#### REQUEST:
Pull every line that holds the word "name" from the entries.

#### MATERIAL FOR THE TASK:
################
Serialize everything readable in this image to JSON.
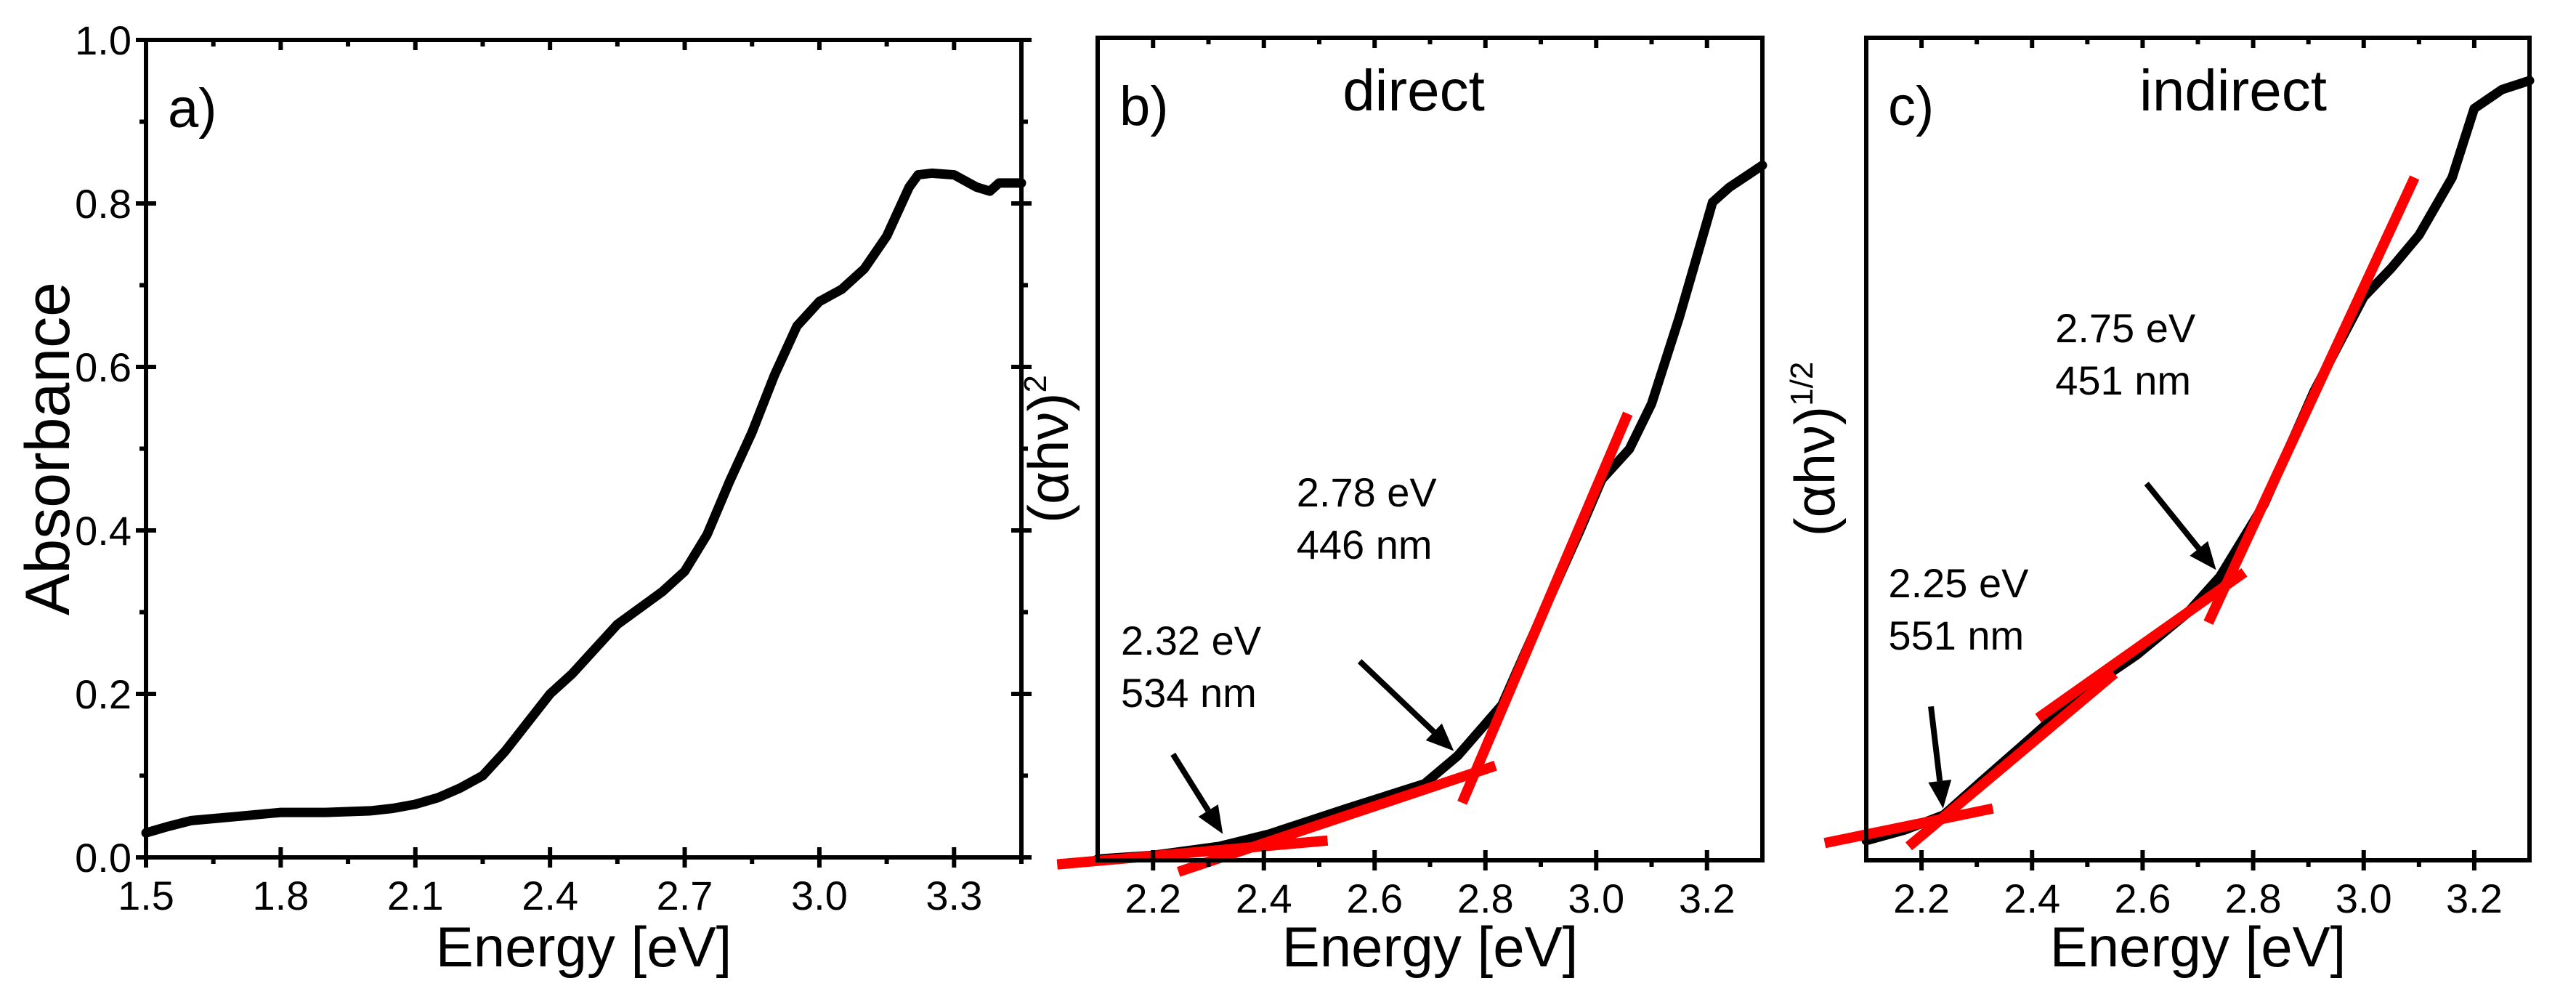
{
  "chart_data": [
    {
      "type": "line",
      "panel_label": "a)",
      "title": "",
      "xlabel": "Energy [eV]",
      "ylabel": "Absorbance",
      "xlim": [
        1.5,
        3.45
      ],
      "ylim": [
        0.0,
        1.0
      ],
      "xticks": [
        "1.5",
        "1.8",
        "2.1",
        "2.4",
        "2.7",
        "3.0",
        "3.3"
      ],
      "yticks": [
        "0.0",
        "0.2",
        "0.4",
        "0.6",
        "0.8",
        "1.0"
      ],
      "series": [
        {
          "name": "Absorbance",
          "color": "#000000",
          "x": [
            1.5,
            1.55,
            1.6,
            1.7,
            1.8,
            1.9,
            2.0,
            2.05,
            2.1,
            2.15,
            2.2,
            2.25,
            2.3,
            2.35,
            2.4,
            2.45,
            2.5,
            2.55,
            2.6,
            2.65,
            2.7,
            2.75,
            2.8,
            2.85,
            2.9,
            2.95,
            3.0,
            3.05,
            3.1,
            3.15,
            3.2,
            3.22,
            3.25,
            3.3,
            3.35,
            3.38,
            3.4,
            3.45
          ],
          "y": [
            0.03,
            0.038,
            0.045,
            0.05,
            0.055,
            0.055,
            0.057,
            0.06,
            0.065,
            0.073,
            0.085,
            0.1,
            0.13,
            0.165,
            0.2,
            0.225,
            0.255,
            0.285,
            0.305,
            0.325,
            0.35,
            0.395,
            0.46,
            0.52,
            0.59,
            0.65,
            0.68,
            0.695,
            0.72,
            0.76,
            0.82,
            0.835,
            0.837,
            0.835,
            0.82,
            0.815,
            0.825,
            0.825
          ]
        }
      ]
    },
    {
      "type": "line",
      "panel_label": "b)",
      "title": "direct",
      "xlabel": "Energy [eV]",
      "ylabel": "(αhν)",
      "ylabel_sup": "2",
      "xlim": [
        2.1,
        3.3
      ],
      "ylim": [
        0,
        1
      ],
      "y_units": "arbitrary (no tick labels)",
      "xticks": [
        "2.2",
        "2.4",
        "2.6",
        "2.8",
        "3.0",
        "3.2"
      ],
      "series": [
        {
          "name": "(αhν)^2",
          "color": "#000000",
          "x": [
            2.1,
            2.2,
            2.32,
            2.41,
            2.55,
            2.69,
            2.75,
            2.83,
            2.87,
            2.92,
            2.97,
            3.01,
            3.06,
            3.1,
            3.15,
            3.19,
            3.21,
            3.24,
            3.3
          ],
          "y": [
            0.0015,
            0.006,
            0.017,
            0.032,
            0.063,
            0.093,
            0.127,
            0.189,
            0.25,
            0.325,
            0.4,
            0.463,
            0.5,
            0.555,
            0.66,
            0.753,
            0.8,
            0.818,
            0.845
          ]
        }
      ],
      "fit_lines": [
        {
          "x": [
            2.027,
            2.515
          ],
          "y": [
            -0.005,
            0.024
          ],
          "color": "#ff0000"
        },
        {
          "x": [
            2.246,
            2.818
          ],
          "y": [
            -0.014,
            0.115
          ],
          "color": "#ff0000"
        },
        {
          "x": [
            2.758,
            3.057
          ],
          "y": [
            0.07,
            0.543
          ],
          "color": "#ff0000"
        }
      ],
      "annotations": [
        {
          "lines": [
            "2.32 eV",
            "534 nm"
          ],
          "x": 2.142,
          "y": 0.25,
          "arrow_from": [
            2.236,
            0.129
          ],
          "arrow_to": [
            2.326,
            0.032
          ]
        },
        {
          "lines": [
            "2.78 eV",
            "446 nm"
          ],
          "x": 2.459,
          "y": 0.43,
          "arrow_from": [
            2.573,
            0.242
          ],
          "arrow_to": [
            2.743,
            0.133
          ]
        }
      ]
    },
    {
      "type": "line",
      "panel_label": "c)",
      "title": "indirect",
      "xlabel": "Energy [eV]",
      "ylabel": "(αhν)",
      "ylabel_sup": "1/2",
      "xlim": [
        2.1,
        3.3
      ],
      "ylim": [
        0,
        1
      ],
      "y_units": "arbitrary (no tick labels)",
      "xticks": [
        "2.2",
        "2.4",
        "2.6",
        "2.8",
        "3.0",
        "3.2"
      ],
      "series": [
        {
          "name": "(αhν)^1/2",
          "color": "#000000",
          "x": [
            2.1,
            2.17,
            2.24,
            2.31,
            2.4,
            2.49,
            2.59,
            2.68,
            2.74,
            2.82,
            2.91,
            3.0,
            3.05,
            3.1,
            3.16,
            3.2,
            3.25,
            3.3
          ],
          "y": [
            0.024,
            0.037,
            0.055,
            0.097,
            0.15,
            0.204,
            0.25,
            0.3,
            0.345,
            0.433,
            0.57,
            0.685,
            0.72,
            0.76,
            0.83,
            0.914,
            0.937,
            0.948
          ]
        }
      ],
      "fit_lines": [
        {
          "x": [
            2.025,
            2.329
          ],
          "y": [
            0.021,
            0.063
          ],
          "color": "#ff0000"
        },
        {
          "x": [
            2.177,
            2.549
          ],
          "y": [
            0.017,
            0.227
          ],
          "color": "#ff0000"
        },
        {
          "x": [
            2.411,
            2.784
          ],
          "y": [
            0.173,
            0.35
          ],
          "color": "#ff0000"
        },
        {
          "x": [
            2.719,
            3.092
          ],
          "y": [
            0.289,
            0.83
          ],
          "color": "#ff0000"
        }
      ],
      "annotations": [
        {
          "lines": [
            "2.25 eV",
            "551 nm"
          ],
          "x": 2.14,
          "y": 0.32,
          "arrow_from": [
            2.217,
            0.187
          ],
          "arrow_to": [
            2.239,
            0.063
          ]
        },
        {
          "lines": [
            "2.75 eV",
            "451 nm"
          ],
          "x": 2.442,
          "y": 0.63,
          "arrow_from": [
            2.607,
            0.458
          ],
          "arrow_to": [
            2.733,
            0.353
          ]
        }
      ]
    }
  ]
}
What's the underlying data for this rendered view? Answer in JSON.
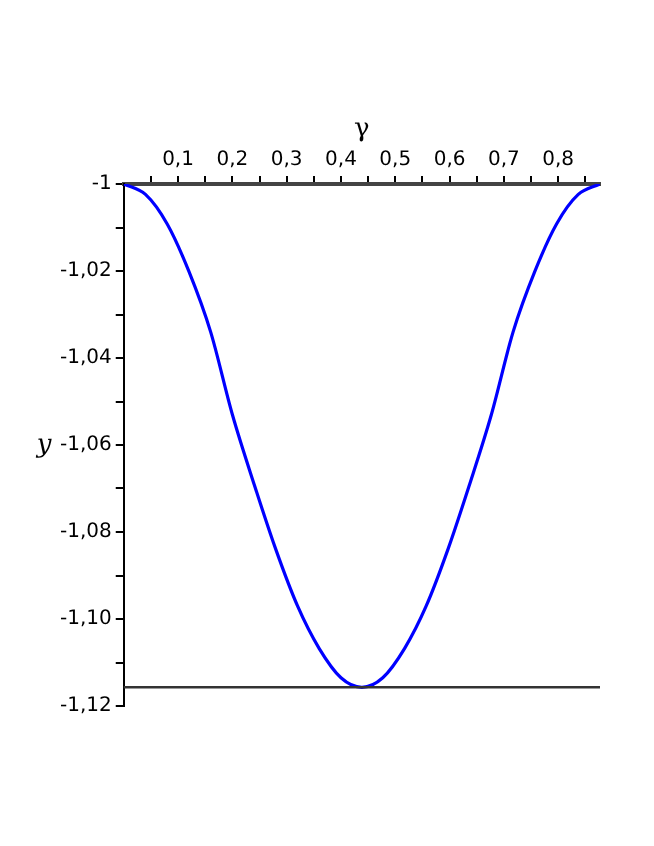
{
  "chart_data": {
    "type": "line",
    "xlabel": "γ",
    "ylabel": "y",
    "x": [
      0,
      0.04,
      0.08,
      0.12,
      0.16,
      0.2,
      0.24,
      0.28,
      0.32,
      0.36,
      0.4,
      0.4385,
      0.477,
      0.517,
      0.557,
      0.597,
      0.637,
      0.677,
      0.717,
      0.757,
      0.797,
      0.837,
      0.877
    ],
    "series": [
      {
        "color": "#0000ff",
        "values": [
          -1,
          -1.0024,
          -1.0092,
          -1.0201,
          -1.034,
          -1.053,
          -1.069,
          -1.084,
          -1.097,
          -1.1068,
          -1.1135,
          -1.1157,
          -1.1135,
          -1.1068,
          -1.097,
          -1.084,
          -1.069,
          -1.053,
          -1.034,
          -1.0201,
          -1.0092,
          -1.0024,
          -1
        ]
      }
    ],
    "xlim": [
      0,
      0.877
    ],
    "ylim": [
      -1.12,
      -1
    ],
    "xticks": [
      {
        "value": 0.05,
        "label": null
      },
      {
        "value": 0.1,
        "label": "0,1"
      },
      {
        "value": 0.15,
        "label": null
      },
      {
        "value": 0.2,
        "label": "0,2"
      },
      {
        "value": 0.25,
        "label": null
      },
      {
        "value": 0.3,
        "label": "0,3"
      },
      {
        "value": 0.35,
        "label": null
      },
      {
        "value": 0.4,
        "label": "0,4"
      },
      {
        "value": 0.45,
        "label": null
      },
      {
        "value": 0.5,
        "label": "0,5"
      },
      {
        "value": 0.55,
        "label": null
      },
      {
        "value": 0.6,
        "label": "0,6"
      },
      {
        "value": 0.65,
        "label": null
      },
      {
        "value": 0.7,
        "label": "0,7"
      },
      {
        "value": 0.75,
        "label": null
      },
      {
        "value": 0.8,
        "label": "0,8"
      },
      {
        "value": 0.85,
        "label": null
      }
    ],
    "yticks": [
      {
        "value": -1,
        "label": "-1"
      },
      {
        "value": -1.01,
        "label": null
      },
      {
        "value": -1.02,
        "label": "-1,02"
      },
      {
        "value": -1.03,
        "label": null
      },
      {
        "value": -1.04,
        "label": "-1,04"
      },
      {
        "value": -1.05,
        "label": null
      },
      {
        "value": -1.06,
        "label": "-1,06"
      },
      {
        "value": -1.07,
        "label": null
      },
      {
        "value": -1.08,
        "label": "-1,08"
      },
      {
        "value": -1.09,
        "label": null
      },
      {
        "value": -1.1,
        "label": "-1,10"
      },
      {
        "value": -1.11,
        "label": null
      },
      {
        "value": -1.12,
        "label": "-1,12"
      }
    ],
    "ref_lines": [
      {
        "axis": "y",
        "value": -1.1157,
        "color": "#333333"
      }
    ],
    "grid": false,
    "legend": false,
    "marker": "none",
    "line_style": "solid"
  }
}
################
#### EXERCISE SOLUTION:
          "name": "Absorbance",
          "name": "(αhν)^2",
          "name": "(αhν)^1/2",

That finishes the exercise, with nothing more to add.